PROVIDED RECORDS:

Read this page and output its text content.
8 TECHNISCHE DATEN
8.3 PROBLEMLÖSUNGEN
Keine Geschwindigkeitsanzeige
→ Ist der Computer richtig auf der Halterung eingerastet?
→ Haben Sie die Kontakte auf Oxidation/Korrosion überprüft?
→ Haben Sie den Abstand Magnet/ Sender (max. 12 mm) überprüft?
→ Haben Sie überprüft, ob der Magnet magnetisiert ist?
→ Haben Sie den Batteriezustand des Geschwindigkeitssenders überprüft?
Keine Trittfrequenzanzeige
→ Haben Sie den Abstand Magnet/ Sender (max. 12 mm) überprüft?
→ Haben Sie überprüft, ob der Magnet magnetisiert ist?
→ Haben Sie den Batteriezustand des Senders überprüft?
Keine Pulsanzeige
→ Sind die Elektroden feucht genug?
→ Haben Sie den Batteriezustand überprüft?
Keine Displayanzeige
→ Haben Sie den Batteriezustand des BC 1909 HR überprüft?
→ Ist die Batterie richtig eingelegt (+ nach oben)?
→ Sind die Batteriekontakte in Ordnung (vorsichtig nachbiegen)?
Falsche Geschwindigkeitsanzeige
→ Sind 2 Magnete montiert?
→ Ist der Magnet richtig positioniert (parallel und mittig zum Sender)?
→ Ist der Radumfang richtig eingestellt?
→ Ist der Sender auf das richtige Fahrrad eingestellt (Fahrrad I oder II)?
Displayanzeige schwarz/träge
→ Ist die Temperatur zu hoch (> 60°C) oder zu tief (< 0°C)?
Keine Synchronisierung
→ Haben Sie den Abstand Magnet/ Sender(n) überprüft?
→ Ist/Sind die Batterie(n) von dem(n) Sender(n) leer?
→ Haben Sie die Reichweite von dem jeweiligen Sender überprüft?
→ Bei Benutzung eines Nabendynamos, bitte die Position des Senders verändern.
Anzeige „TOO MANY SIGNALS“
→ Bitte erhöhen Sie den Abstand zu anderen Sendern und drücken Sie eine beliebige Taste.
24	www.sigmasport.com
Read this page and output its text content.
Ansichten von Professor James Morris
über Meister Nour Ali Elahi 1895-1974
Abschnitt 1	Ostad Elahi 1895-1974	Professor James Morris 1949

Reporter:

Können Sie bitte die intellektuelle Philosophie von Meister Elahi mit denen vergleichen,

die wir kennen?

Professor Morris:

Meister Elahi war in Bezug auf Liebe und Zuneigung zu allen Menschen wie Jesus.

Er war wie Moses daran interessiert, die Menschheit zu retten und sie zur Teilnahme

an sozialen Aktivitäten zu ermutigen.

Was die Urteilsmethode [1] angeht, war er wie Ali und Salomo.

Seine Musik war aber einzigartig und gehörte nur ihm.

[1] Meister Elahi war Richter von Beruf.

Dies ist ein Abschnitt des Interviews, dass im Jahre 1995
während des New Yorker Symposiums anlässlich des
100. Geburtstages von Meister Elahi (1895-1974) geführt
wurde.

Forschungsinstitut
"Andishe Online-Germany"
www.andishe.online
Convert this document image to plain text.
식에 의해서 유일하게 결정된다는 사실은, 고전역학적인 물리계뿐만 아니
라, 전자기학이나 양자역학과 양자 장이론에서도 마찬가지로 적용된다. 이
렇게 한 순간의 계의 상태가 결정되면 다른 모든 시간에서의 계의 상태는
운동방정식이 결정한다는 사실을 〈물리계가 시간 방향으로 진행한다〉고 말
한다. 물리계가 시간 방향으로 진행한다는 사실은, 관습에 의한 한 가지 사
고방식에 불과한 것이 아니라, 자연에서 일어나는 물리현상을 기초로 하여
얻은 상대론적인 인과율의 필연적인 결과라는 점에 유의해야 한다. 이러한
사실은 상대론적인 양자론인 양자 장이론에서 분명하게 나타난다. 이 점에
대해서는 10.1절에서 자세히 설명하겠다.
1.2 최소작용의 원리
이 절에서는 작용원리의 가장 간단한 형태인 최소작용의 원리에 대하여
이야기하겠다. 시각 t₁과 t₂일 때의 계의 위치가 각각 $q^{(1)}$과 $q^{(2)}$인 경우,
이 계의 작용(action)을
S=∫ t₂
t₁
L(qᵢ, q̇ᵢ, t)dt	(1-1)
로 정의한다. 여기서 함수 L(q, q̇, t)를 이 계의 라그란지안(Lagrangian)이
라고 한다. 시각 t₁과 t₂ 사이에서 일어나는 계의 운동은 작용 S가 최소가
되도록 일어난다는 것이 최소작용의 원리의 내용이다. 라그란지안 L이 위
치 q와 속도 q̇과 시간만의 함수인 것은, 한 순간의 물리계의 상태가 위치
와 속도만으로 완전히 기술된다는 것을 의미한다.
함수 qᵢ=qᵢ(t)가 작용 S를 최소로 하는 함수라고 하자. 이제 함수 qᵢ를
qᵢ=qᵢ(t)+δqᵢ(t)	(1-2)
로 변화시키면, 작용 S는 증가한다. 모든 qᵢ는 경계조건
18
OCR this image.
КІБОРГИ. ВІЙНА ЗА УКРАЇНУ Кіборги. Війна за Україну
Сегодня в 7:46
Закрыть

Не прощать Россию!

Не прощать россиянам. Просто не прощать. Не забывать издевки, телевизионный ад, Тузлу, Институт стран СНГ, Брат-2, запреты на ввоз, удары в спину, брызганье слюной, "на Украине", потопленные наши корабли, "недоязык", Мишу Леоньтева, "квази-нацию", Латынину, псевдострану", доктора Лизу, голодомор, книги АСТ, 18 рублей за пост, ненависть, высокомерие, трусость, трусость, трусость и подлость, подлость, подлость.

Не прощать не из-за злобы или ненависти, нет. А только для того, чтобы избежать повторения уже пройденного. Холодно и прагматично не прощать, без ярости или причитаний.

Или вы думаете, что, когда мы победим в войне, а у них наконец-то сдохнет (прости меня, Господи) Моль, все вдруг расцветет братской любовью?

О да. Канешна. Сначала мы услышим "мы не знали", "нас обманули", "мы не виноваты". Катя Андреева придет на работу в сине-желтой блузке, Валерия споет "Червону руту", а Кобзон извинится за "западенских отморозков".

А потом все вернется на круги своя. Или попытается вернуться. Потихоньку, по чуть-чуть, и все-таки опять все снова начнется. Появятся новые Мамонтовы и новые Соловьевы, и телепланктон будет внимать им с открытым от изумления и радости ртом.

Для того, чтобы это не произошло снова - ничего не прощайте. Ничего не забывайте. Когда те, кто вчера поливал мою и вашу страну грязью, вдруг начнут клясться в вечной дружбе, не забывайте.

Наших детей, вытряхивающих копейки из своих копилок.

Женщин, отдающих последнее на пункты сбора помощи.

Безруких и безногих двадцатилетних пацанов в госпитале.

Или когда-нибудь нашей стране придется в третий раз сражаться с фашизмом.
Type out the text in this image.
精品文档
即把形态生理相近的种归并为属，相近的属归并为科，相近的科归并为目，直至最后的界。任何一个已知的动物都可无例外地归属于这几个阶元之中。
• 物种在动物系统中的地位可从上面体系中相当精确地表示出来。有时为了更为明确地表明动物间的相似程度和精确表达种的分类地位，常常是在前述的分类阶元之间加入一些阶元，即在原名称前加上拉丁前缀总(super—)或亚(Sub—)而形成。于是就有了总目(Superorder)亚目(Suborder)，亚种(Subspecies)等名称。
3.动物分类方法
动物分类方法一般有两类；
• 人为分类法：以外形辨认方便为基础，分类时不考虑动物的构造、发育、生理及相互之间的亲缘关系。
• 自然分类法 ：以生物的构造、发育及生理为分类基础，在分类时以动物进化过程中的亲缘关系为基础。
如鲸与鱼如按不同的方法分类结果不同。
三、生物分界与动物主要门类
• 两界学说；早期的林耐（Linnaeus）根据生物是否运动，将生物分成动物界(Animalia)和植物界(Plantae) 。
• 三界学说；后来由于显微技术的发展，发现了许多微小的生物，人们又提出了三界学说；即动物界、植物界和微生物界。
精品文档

WHAT IS ASKED: Give again only the lines of the material above that run from the one with "Type out the text in this image." through the end, both included, exactly as they appear.

CORRECT ANSWER:
Type out the text in this image.
精品文档
即把形态生理相近的种归并为属，相近的属归并为科，相近的科归并为目，直至最后的界。任何一个已知的动物都可无例外地归属于这几个阶元之中。
• 物种在动物系统中的地位可从上面体系中相当精确地表示出来。有时为了更为明确地表明动物间的相似程度和精确表达种的分类地位，常常是在前述的分类阶元之间加入一些阶元，即在原名称前加上拉丁前缀总(super—)或亚(Sub—)而形成。于是就有了总目(Superorder)亚目(Suborder)，亚种(Subspecies)等名称。
3.动物分类方法
动物分类方法一般有两类；
• 人为分类法：以外形辨认方便为基础，分类时不考虑动物的构造、发育、生理及相互之间的亲缘关系。
• 自然分类法 ：以生物的构造、发育及生理为分类基础，在分类时以动物进化过程中的亲缘关系为基础。
如鲸与鱼如按不同的方法分类结果不同。
三、生物分界与动物主要门类
• 两界学说；早期的林耐（Linnaeus）根据生物是否运动，将生物分成动物界(Animalia)和植物界(Plantae) 。
• 三界学说；后来由于显微技术的发展，发现了许多微小的生物，人们又提出了三界学说；即动物界、植物界和微生物界。
精品文档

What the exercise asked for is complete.